__Exercise requirements__.
Quote the records that follow in full, leaving the pictures out.

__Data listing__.
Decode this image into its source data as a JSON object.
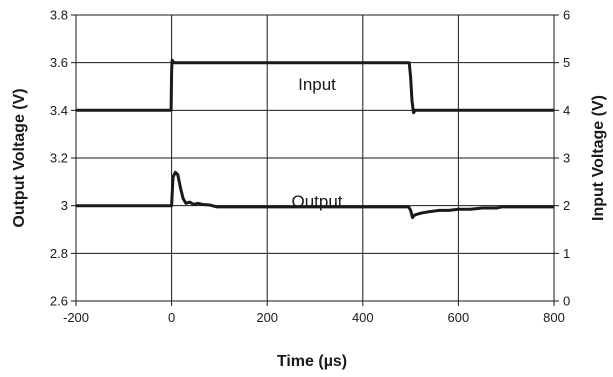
{
  "chart_data": {
    "type": "line",
    "title": "",
    "xlabel": "Time (µs)",
    "ylabel_left": "Output Voltage (V)",
    "ylabel_right": "Input Voltage (V)",
    "xlim": [
      -200,
      800
    ],
    "ylim_left": [
      2.6,
      3.8
    ],
    "ylim_right": [
      0,
      6
    ],
    "grid": true,
    "x_ticks": [
      "-200",
      "0",
      "200",
      "400",
      "600",
      "800"
    ],
    "y_left_ticks": [
      "2.6",
      "2.8",
      "3",
      "3.2",
      "3.4",
      "3.6",
      "3.8"
    ],
    "y_right_ticks": [
      "0",
      "1",
      "2",
      "3",
      "4",
      "5",
      "6"
    ],
    "annotations": {
      "input": "Input",
      "output": "Output"
    },
    "line_color": "#1a1a1a",
    "series": [
      {
        "key": "input",
        "axis": "right",
        "x": [
          -200,
          -1,
          0,
          1,
          5,
          10,
          497,
          500,
          503,
          506,
          510,
          800
        ],
        "y": [
          4.0,
          4.0,
          4.8,
          5.05,
          5.0,
          5.0,
          5.0,
          4.7,
          4.2,
          3.95,
          4.0,
          4.0
        ]
      },
      {
        "key": "output",
        "axis": "left",
        "x": [
          -200,
          -1,
          0,
          3,
          8,
          13,
          18,
          24,
          30,
          38,
          46,
          55,
          65,
          80,
          95,
          200,
          496,
          500,
          504,
          508,
          515,
          525,
          540,
          560,
          580,
          600,
          625,
          650,
          680,
          690,
          800
        ],
        "y": [
          3.0,
          3.0,
          3.0,
          3.12,
          3.14,
          3.13,
          3.08,
          3.03,
          3.01,
          3.015,
          3.005,
          3.01,
          3.005,
          3.003,
          2.995,
          2.995,
          2.995,
          2.98,
          2.95,
          2.96,
          2.965,
          2.97,
          2.975,
          2.98,
          2.98,
          2.985,
          2.985,
          2.99,
          2.99,
          2.995,
          2.995
        ]
      }
    ]
  }
}
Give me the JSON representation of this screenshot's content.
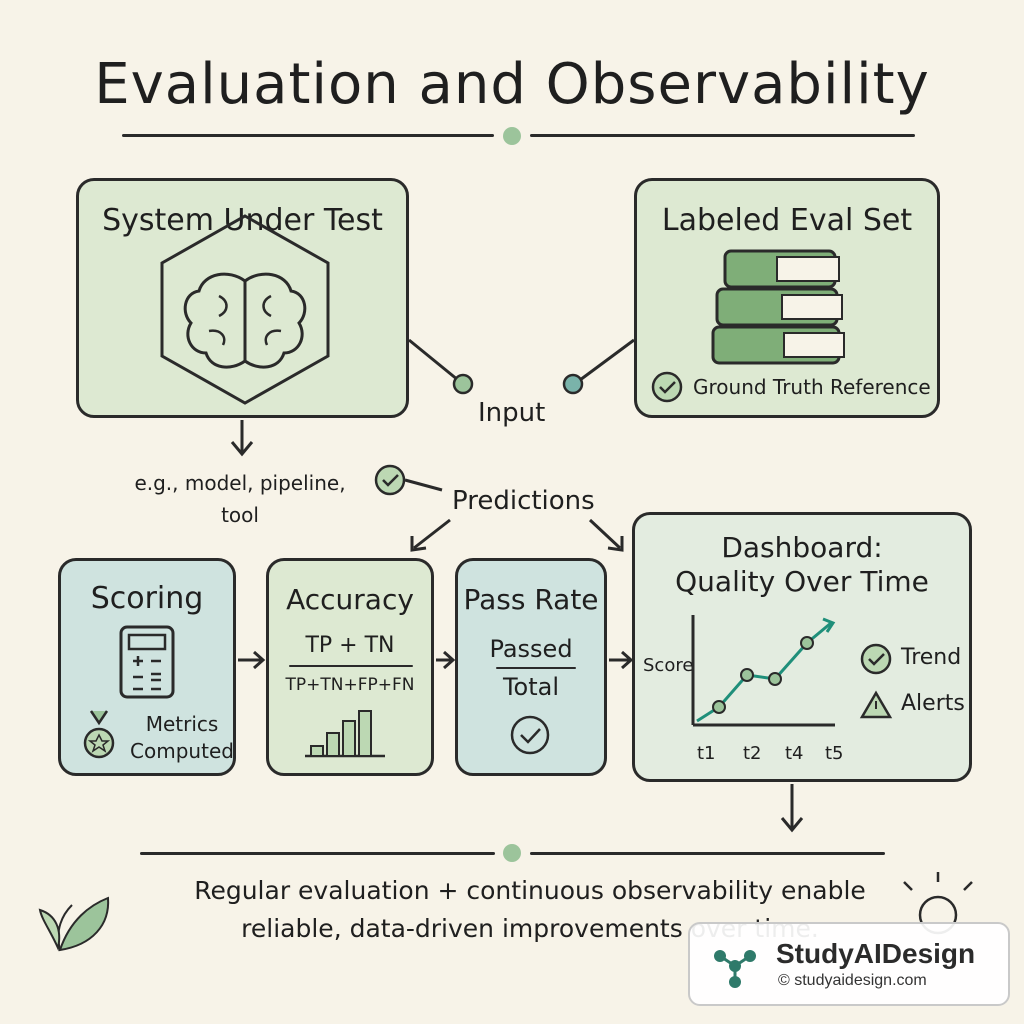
{
  "header": {
    "title": "Evaluation and Observability"
  },
  "system_box": {
    "title": "System Under Test",
    "examples": [
      "e.g., model, pipeline,",
      "tool"
    ]
  },
  "eval_set_box": {
    "title": "Labeled Eval Set",
    "ground_truth": "Ground Truth Reference"
  },
  "flow": {
    "input_label": "Input",
    "predictions_label": "Predictions"
  },
  "scoring_box": {
    "title": "Scoring",
    "metrics_line1": "Metrics",
    "metrics_line2": "Computed"
  },
  "accuracy_box": {
    "title": "Accuracy",
    "numerator": "TP + TN",
    "denominator": "TP+TN+FP+FN"
  },
  "pass_rate_box": {
    "title": "Pass Rate",
    "numerator": "Passed",
    "denominator": "Total"
  },
  "dashboard_box": {
    "title_line1": "Dashboard:",
    "title_line2": "Quality Over Time",
    "y_label": "Score",
    "x_ticks": [
      "t1",
      "t2",
      "t4",
      "t5"
    ],
    "trend_label": "Trend",
    "alerts_label": "Alerts"
  },
  "footer": {
    "line1": "Regular evaluation + continuous observability enable",
    "line2": "reliable, data-driven improvements over time."
  },
  "watermark": {
    "brand": "StudyAIDesign",
    "url": "© studyaidesign.com"
  },
  "colors": {
    "background": "#f7f3e8",
    "green_box": "#dde9d2",
    "teal_box": "#cfe3df",
    "accent": "#9cc49b",
    "trend_line": "#1f8f7a"
  }
}
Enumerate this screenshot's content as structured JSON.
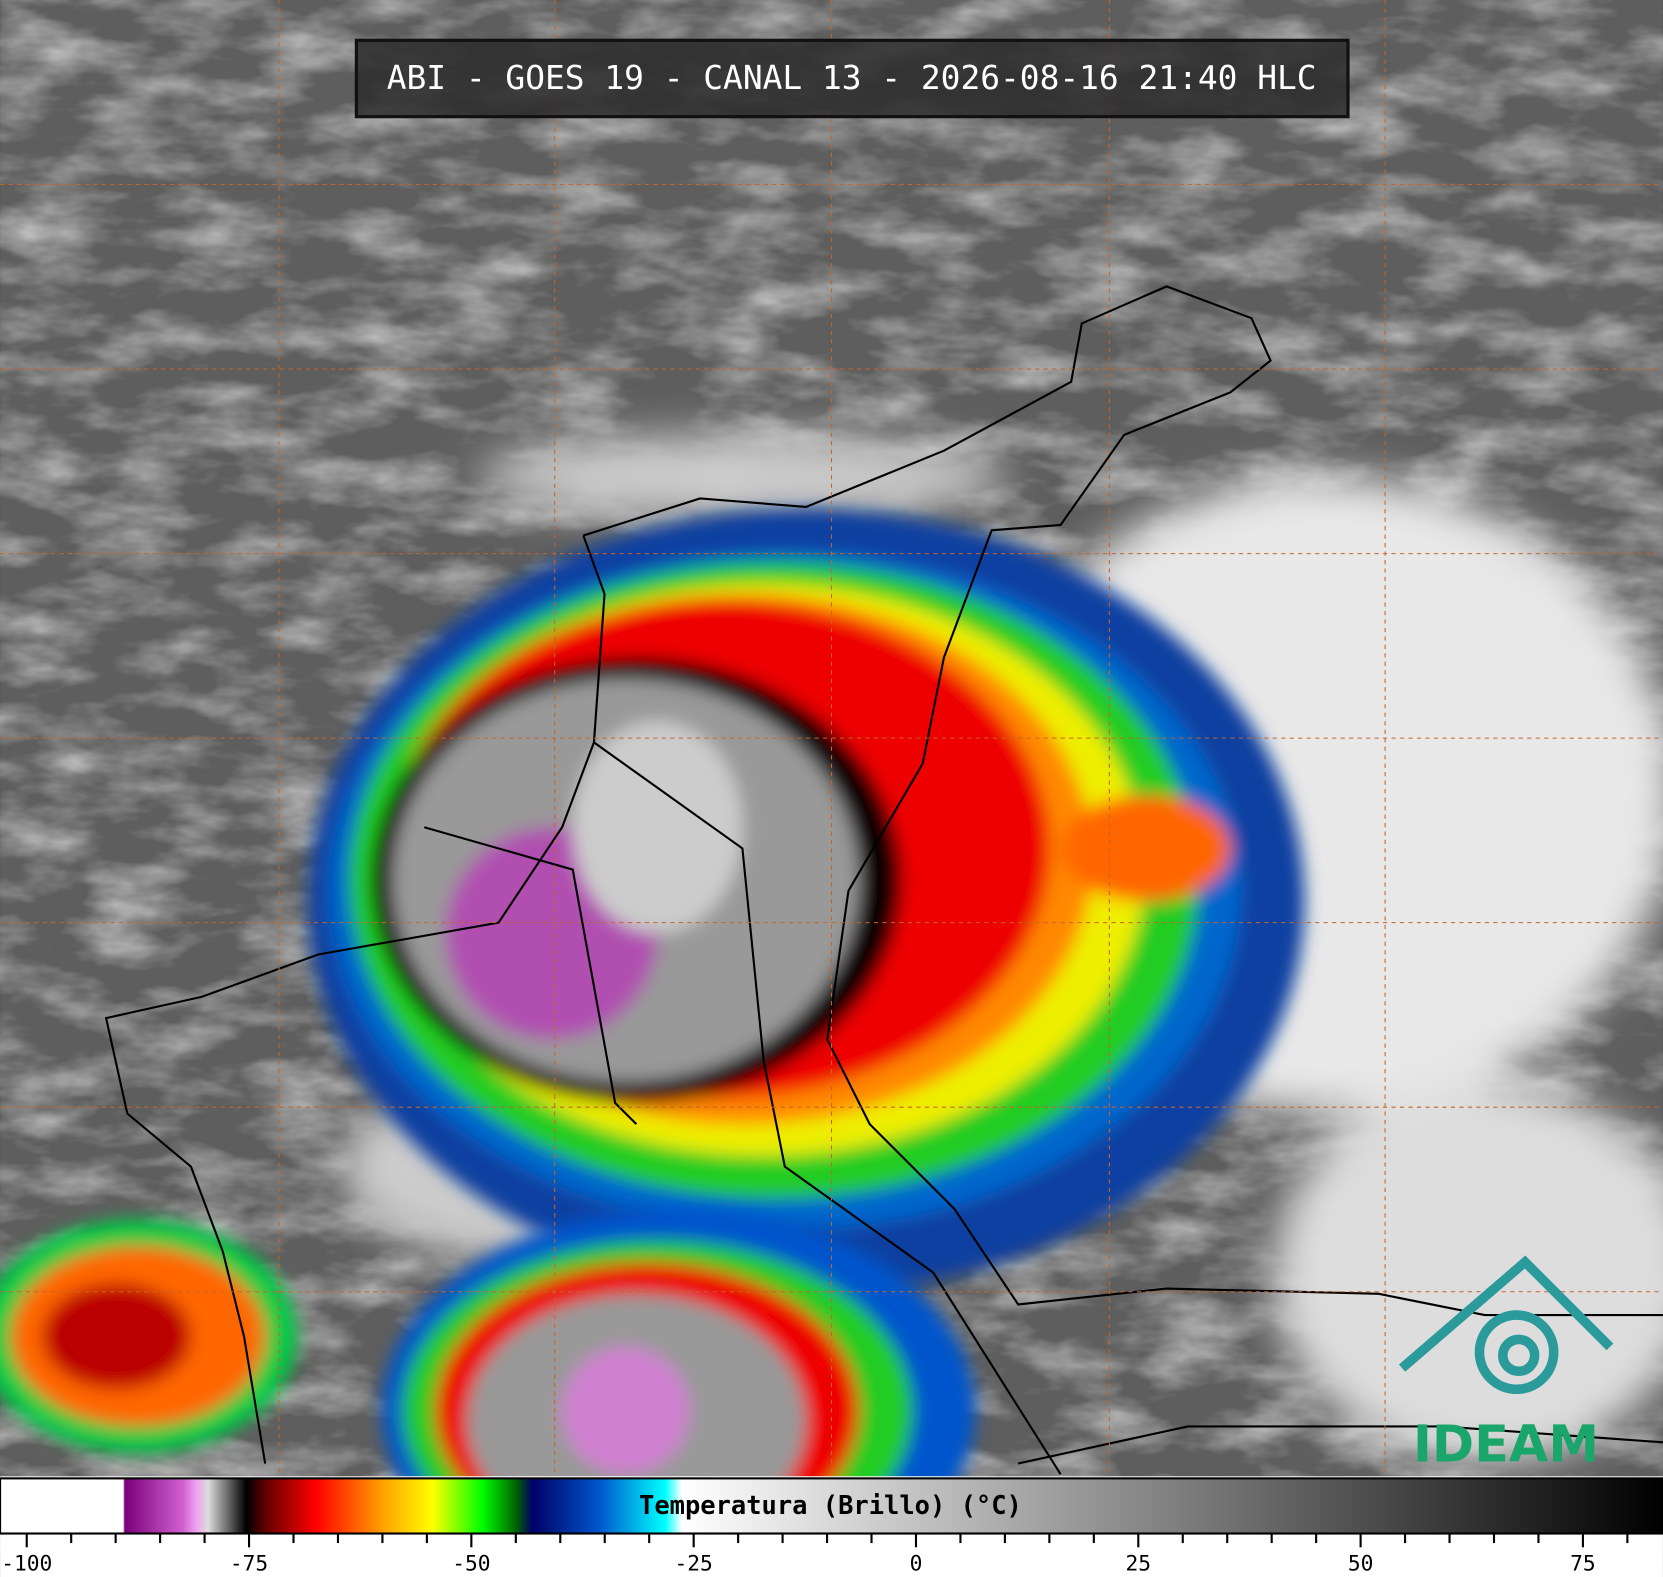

__Correct output__.
Decode this image into its source data as a JSON object.
{
  "chart_data": {
    "type": "line",
    "title": "",
    "xlabel": "Time (µs)",
    "ylabel_left": "Output Voltage (V)",
    "ylabel_right": "Input Voltage (V)",
    "xlim": [
      -200,
      800
    ],
    "ylim_left": [
      2.6,
      3.8
    ],
    "ylim_right": [
      0,
      6
    ],
    "grid": true,
    "x_ticks": [
      "-200",
      "0",
      "200",
      "400",
      "600",
      "800"
    ],
    "y_left_ticks": [
      "2.6",
      "2.8",
      "3",
      "3.2",
      "3.4",
      "3.6",
      "3.8"
    ],
    "y_right_ticks": [
      "0",
      "1",
      "2",
      "3",
      "4",
      "5",
      "6"
    ],
    "annotations": {
      "input": "Input",
      "output": "Output"
    },
    "line_color": "#1a1a1a",
    "series": [
      {
        "key": "input",
        "axis": "right",
        "x": [
          -200,
          -1,
          0,
          1,
          5,
          10,
          497,
          500,
          503,
          506,
          510,
          800
        ],
        "y": [
          4.0,
          4.0,
          4.8,
          5.05,
          5.0,
          5.0,
          5.0,
          4.7,
          4.2,
          3.95,
          4.0,
          4.0
        ]
      },
      {
        "key": "output",
        "axis": "left",
        "x": [
          -200,
          -1,
          0,
          3,
          8,
          13,
          18,
          24,
          30,
          38,
          46,
          55,
          65,
          80,
          95,
          200,
          496,
          500,
          504,
          508,
          515,
          525,
          540,
          560,
          580,
          600,
          625,
          650,
          680,
          690,
          800
        ],
        "y": [
          3.0,
          3.0,
          3.0,
          3.12,
          3.14,
          3.13,
          3.08,
          3.03,
          3.01,
          3.015,
          3.005,
          3.01,
          3.005,
          3.003,
          2.995,
          2.995,
          2.995,
          2.98,
          2.95,
          2.96,
          2.965,
          2.97,
          2.975,
          2.98,
          2.98,
          2.985,
          2.985,
          2.99,
          2.99,
          2.995,
          2.995
        ]
      }
    ]
  }
}
Give me the JSON representation of this screenshot's content.
{
  "header": {
    "title": "Evaluation and Observability"
  },
  "system_box": {
    "title": "System Under Test",
    "examples": [
      "e.g., model, pipeline,",
      "tool"
    ]
  },
  "eval_set_box": {
    "title": "Labeled Eval Set",
    "ground_truth": "Ground Truth Reference"
  },
  "flow": {
    "input_label": "Input",
    "predictions_label": "Predictions"
  },
  "scoring_box": {
    "title": "Scoring",
    "metrics_line1": "Metrics",
    "metrics_line2": "Computed"
  },
  "accuracy_box": {
    "title": "Accuracy",
    "numerator": "TP + TN",
    "denominator": "TP+TN+FP+FN"
  },
  "pass_rate_box": {
    "title": "Pass Rate",
    "numerator": "Passed",
    "denominator": "Total"
  },
  "dashboard_box": {
    "title_line1": "Dashboard:",
    "title_line2": "Quality Over Time",
    "y_label": "Score",
    "x_ticks": [
      "t1",
      "t2",
      "t4",
      "t5"
    ],
    "trend_label": "Trend",
    "alerts_label": "Alerts"
  },
  "footer": {
    "line1": "Regular evaluation + continuous observability enable",
    "line2": "reliable, data-driven improvements over time."
  },
  "watermark": {
    "brand": "StudyAIDesign",
    "url": "© studyaidesign.com"
  },
  "colors": {
    "background": "#f7f3e8",
    "green_box": "#dde9d2",
    "teal_box": "#cfe3df",
    "accent": "#9cc49b",
    "trend_line": "#1f8f7a"
  }
}
Enumerate this screenshot's content as structured JSON.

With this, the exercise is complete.